Buscando una historia sobre la que escribir bajo la luz de la bombilla y protegiéndome como puedo del sofocante calor nocturno del verano en La Mancha (poca ropa, ventilador, ventanas abiertas buscando una corriente de aire inexistente y todo tipo de brebajes) es imposible no evocar imágenes de playa que me remontan a la infancia.

Entonces, surge como pesadilla estival la figura de la mamma insitiendo autoritaria en que me quitara el bañador mojado. Pudoroso uno, lo más que consentía era ejecutar un cambio de pantalón en una acrobática maniobra donde una toalla tozuda luchaba por mostrar al mundo mis impúberes vergüenzas.

Hoy, muchos años después, no me queda más remedio que reconocer la sabiduría de mi progenitora. Sin su perseverancia y esos “¡Mira! Qué te doy con la alpargata” hubiera sido pasto de más de una infección por hongos. Seguro que algún afortunado está leyendo esta historia tras un refrescante zambullido en el mar o piscina, y con el bañador húmedo. Así que haga una pausa, cámbiese de traje de baño y siga leyendo. 

Los rayos de sol tardan en hacer su efecto secante sobre las prendas de licra o algodón con las que fabrican los bañadores y nos exponemos a desarrollar dermatofitosis. En castellano de toda la vida, hongos en la piel.

Los dermatólogos conocen bien este problema, ya que acumulan en sus consultas hasta un 25% más de pacientes afectados por ellos. El calor, la humedad (que proporcionan en este caso los bañadores) y una escasez de oxígeno en la zona que colonizan son el caldo de cultivo adecuado para que proliferen.

| OBJETIVO DEL EJERCICIO |
Edita el texto sobre los bañadores húmedos desde "Buscando una historia" hasta "a la infancia." y pon "abanico" en lugar de "ventilador". Para este ejercicio no hace falta el listado.

| MATERIAL PROPORCIONADO |

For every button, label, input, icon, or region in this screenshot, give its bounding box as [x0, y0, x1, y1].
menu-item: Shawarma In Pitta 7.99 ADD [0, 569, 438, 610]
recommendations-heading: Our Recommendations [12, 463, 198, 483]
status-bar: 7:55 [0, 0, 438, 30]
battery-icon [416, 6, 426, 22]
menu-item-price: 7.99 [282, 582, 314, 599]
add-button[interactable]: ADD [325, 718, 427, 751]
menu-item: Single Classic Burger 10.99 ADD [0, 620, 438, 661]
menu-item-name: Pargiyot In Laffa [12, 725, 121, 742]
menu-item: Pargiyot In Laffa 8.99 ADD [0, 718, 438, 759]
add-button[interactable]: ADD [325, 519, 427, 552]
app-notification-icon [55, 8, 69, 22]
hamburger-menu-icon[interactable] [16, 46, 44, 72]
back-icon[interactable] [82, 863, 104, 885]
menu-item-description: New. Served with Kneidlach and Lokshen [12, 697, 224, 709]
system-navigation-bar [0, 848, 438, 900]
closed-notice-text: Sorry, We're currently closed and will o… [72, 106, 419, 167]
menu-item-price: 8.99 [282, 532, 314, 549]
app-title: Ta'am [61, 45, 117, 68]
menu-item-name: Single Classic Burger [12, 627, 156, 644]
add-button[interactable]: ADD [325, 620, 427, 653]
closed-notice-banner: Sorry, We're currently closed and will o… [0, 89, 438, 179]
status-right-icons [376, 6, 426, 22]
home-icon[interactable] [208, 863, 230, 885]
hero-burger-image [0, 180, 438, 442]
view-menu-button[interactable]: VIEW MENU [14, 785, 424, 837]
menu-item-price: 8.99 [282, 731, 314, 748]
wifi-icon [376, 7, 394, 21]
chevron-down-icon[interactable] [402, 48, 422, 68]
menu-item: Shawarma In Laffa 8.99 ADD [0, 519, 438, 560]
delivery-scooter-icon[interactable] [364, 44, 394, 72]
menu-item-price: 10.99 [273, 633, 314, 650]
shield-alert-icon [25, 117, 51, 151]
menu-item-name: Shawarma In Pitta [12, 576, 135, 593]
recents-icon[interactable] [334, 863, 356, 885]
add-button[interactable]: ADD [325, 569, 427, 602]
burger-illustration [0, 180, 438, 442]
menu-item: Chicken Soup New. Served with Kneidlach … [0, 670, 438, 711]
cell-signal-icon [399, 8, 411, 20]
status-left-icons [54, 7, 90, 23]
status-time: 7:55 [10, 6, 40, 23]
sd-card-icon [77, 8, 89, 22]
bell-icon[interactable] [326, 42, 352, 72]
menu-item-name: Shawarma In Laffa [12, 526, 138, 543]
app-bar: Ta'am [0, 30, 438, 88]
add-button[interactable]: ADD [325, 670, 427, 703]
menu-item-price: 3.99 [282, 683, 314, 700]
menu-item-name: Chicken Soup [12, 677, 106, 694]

| SOLUCIÓN DEL PROBLEMA |
Buscando una historia sobre la que escribir bajo la luz de la bombilla y protegiéndome como puedo del sofocante calor nocturno del verano en La Mancha (poca ropa, abanico, ventanas abiertas buscando una corriente de aire inexistente y todo tipo de brebajes) es imposible no evocar imágenes de playa que me remontan a la infancia.